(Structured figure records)
-- Begin --

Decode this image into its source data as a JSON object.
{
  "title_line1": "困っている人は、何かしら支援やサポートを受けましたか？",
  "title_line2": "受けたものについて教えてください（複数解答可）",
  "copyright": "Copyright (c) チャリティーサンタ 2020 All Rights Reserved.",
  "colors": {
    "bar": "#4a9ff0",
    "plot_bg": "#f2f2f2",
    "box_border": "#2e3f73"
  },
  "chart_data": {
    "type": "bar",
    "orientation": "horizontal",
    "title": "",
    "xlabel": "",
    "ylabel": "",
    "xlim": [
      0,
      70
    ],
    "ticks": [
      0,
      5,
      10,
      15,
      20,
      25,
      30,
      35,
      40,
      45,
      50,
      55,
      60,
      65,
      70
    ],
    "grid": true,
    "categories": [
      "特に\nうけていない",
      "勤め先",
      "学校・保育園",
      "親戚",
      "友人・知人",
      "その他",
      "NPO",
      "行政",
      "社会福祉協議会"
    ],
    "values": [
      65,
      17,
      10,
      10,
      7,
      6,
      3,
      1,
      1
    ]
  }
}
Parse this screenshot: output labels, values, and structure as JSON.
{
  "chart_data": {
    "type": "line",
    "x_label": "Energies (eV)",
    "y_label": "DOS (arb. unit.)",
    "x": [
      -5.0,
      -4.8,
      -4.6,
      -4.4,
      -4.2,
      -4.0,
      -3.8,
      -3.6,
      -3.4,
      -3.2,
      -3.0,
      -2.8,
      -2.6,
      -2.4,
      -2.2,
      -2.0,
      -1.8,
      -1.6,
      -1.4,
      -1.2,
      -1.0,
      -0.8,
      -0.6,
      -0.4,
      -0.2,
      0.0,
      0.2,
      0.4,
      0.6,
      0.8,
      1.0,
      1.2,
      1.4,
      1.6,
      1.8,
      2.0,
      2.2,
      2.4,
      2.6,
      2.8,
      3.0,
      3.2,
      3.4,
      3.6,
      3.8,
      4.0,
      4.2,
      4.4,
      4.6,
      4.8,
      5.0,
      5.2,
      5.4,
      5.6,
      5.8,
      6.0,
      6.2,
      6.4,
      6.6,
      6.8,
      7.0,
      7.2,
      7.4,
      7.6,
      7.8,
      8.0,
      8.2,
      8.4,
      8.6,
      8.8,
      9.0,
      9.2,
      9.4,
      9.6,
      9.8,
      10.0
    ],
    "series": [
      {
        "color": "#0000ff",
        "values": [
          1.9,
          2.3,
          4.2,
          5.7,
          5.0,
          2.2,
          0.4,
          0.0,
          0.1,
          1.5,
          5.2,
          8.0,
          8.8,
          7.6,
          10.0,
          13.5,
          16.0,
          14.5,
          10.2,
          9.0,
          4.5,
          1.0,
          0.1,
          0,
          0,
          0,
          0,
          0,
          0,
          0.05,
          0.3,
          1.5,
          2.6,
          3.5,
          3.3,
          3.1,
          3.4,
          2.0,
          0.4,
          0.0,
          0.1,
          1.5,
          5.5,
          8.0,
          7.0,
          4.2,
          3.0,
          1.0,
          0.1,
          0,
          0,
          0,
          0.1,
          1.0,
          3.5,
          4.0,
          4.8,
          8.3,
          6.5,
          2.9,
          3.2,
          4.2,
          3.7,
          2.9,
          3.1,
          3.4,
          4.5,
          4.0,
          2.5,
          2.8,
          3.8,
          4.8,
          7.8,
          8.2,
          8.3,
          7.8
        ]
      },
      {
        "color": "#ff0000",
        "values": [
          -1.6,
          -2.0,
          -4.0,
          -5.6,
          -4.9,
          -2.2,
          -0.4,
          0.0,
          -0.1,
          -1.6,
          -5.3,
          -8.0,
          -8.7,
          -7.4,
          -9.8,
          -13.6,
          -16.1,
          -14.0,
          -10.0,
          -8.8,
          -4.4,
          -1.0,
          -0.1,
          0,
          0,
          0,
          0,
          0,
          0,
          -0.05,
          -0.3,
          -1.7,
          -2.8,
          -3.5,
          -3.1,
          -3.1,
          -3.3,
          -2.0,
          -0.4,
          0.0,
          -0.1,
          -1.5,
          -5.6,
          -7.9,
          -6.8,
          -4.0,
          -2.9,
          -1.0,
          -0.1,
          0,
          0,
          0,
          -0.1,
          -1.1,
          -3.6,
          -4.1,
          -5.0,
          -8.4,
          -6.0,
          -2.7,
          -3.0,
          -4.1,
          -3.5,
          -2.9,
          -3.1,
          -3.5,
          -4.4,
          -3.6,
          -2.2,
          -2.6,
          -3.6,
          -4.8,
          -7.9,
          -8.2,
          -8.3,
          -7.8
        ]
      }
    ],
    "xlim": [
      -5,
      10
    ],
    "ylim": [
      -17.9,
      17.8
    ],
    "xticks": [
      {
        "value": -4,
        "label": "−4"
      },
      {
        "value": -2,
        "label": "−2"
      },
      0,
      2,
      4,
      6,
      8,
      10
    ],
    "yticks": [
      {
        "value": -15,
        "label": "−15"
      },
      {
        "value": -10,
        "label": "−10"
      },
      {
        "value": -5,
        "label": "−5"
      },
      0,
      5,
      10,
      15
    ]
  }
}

-- End --

- **Required work**
Return only those lines of the records that contain the string "JSON".

- **Task result**
Decode this image into its source data as a JSON object.
Parse this screenshot: output labels, values, and structure as JSON.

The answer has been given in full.